Stated goal.
All of the data should be output character for character, except the pictures.

··· Records supplied

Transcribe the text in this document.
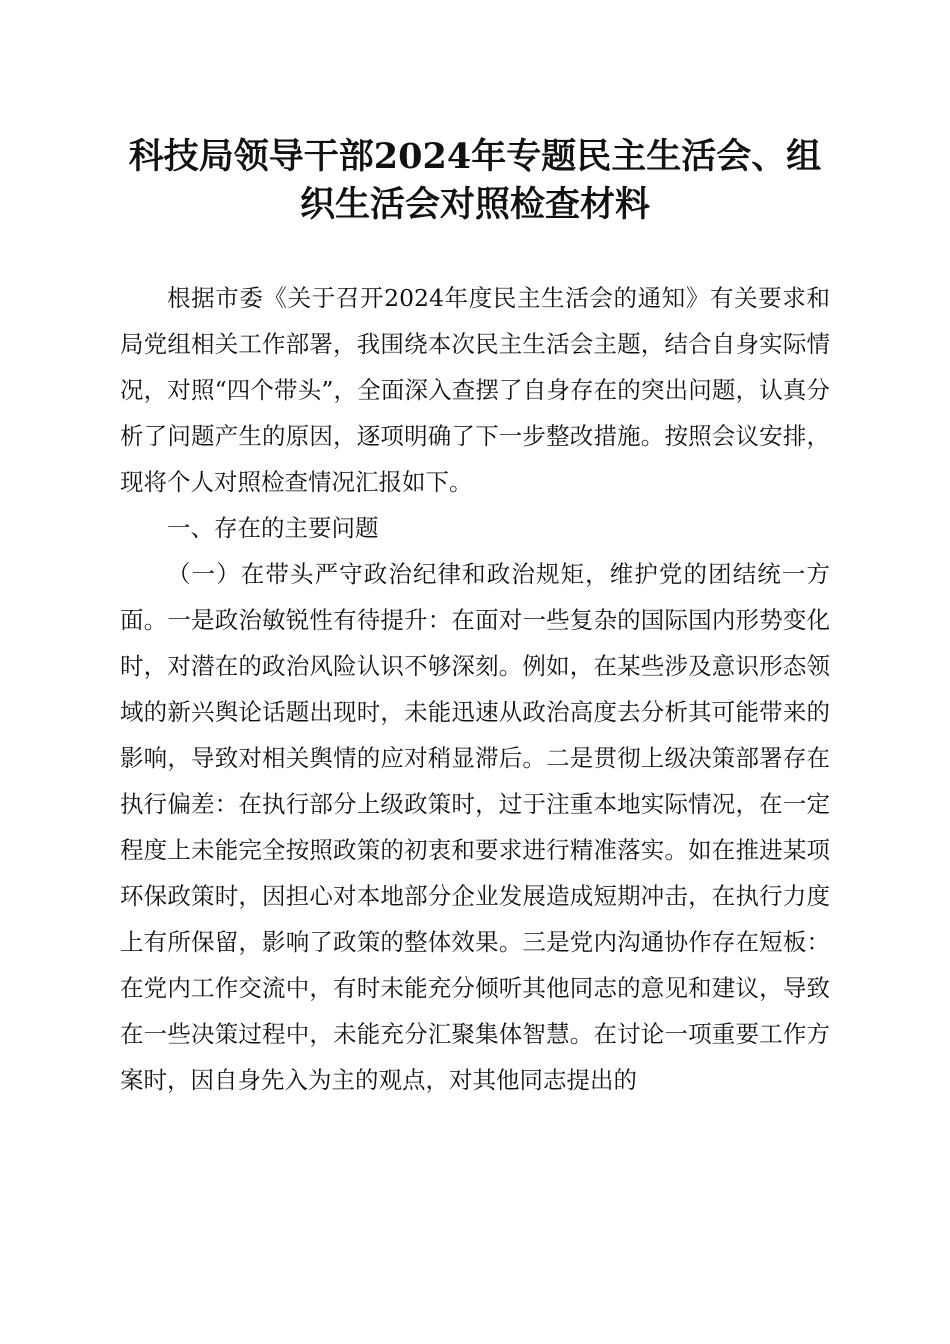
科技局领导干部2024年专题民主生活会、组
织生活会对照检查材料

根据市委《关于召开2024年度民主生活会的通知》有关要求和局党组相关工作部署，我围绕本次民主生活会主题，结合自身实际情况，对照“四个带头”，全面深入查摆了自身存在的突出问题，认真分析了问题产生的原因，逐项明确了下一步整改措施。按照会议安排，现将个人对照检查情况汇报如下。

一、存在的主要问题

（一）在带头严守政治纪律和政治规矩，维护党的团结统一方面。一是政治敏锐性有待提升：在面对一些复杂的国际国内形势变化时，对潜在的政治风险认识不够深刻。例如，在某些涉及意识形态领域的新兴舆论话题出现时，未能迅速从政治高度去分析其可能带来的影响，导致对相关舆情的应对稍显滞后。二是贯彻上级决策部署存在执行偏差：在执行部分上级政策时，过于注重本地实际情况，在一定程度上未能完全按照政策的初衷和要求进行精准落实。如在推进某项环保政策时，因担心对本地部分企业发展造成短期冲击，在执行力度上有所保留，影响了政策的整体效果。三是党内沟通协作存在短板：在党内工作交流中，有时未能充分倾听其他同志的意见和建议，导致在一些决策过程中，未能充分汇聚集体智慧。在讨论一项重要工作方案时，因自身先入为主的观点，对其他同志提出的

······

Written answer.
Transcribe the text in this document.
科技局领导干部2024年专题民主生活会、组
织生活会对照检查材料

根据市委《关于召开2024年度民主生活会的通知》有关要求和局党组相关工作部署，我围绕本次民主生活会主题，结合自身实际情况，对照“四个带头”，全面深入查摆了自身存在的突出问题，认真分析了问题产生的原因，逐项明确了下一步整改措施。按照会议安排，现将个人对照检查情况汇报如下。

一、存在的主要问题

（一）在带头严守政治纪律和政治规矩，维护党的团结统一方面。一是政治敏锐性有待提升：在面对一些复杂的国际国内形势变化时，对潜在的政治风险认识不够深刻。例如，在某些涉及意识形态领域的新兴舆论话题出现时，未能迅速从政治高度去分析其可能带来的影响，导致对相关舆情的应对稍显滞后。二是贯彻上级决策部署存在执行偏差：在执行部分上级政策时，过于注重本地实际情况，在一定程度上未能完全按照政策的初衷和要求进行精准落实。如在推进某项环保政策时，因担心对本地部分企业发展造成短期冲击，在执行力度上有所保留，影响了政策的整体效果。三是党内沟通协作存在短板：在党内工作交流中，有时未能充分倾听其他同志的意见和建议，导致在一些决策过程中，未能充分汇聚集体智慧。在讨论一项重要工作方案时，因自身先入为主的观点，对其他同志提出的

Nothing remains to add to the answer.